> DOCUMENT EXTRACT:
=== Begin Enclosure ===

Fischer recently argued that it's time to get rid of the "curse" that is the Grizzly Bear because of the number of humans who have been killed by bears: "One human being is worth more than an infinite number of grizzly bears. Another way to put it is that there is no number of live grizzlies worth one dead human being. If it's a choice between grizzlies and humans, the grizzlies have to go. And it's time."

Fischer is a favorite of social conservative Republicans, and spoke at the Values Voter summit this fall alongside Mitt Romney, Jim DeMint, and other big-shot Republicans.

And what I want to know is, when did people lose their sense of shame? At what point did it become acceptable for anyone to make statements like this? Have we become so corrupted by the filth on talk radio that a "favorite of social conservative Republicans" and a professed Christian can write such utterly contemptible stuff?

Doubtless there will be some blowback, and Mr. Fischer will issue one of those "if I offended anybody" non-apologies, but the level of discourse in this country is already damaged beyond repair by crap like this.

Tuesday, November 16, 2010

Ignorance Is Bliss

From Leah Garchik's column in today's San Francisco Chronicle:

Home School Day at the Monterey Bay Aquarium allows kids who are educated at home to have the same visiting privileges as kids who visit as part of school groups. Many of the homeschooled are kept away from schools because their parents are fundamentalists. So it's not surprising that on Home School Day on Nov. 8, George Post overheard a docent telling a group, "This fossilized seashell is around 80 million years old," to which one kid responded, "Excuse me, but how is that even possible, since the Earth itself is only 6,000 years old?"

=== End Enclosure ===

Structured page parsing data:
=== Begin Enclosure ===

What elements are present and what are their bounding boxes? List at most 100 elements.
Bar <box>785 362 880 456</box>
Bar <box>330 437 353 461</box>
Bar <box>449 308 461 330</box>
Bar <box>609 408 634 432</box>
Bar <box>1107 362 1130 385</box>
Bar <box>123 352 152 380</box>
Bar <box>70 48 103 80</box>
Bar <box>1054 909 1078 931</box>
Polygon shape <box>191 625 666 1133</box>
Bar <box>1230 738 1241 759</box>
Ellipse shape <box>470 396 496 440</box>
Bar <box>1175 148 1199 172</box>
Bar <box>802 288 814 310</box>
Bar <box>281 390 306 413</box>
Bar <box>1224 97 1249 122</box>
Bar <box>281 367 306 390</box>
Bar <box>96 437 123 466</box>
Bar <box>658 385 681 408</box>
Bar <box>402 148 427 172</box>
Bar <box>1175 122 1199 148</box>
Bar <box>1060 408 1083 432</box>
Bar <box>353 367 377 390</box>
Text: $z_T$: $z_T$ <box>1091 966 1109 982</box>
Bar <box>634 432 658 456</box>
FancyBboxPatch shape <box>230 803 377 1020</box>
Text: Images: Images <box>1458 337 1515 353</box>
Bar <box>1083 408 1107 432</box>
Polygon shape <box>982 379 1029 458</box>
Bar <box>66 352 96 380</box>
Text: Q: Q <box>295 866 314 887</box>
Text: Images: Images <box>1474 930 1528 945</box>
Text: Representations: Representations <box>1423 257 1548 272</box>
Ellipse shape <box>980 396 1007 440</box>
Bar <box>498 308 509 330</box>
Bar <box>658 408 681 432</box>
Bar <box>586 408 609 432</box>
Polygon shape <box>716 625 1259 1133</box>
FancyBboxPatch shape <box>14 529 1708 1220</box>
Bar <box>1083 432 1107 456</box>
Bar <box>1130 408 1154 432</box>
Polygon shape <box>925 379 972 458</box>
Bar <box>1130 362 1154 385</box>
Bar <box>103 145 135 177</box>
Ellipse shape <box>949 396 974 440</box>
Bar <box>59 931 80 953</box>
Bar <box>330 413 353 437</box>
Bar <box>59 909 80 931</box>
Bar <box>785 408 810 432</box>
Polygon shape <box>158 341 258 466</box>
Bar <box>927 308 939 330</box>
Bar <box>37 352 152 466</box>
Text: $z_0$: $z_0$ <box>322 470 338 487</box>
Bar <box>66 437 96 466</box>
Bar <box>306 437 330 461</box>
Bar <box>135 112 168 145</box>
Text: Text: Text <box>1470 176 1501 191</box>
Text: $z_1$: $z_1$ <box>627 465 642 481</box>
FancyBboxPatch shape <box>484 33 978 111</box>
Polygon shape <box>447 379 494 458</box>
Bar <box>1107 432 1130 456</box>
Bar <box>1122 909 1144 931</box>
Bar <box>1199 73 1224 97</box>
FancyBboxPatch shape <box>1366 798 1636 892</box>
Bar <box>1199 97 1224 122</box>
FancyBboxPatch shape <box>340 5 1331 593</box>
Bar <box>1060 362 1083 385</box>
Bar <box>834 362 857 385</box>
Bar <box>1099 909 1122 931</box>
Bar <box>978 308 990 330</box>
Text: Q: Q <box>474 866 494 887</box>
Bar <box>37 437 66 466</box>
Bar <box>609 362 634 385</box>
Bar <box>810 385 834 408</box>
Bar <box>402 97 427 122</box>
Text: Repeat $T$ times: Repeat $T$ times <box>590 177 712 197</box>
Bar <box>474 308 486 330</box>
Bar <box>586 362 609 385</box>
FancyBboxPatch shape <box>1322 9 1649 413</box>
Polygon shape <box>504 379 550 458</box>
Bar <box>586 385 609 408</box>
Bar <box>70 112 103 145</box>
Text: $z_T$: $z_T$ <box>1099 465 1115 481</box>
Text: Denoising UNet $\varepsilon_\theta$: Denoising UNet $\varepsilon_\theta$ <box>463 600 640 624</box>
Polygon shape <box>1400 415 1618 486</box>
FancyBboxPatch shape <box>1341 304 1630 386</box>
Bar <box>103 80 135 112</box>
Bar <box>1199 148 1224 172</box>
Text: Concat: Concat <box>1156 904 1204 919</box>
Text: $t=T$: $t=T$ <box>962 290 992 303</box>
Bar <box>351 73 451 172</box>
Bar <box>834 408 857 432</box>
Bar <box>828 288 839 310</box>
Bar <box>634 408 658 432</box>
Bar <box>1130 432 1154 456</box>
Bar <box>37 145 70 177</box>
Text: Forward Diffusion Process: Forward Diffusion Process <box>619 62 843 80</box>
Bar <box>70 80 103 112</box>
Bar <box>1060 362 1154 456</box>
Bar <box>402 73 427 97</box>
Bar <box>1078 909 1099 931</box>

=== End Enclosure ===

> ASSIGNED TASK 1:
Answer these questions about the blog excerpt:
(a) At what event did Fischer speak this fall?
(b) On what date was Home School Day at the Monterey Bay Aquarium?
(c) How old did the docent say the fossilized seashell was?
> ASSIGNED TASK 2:
Reproduce the part of the blog excerpt that begins at the words "Fischer recently argued" and stops after "other big-shot Republicans.".
> ASSIGNED TASK 3:
List every person named in the blog excerpt.

> OUTPUT 1:
(a) The Values Voter summit.
(b) Nov. 8.
(c) Around 80 million years old.

> OUTPUT 2:
Fischer recently argued that it's time to get rid of the "curse" that is the Grizzly Bear because of the number of humans who have been killed by bears: "One human being is worth more than an infinite number of grizzly bears. Another way to put it is that there is no number of live grizzlies worth one dead human being. If it's a choice between grizzlies and humans, the grizzlies have to go. And it's time."

Fischer is a favorite of social conservative Republicans, and spoke at the Values Voter summit this fall alongside Mitt Romney, Jim DeMint, and other big-shot Republicans.

> OUTPUT 3:
Fischer
Mitt Romney
Jim DeMint
Leah Garchik
George Post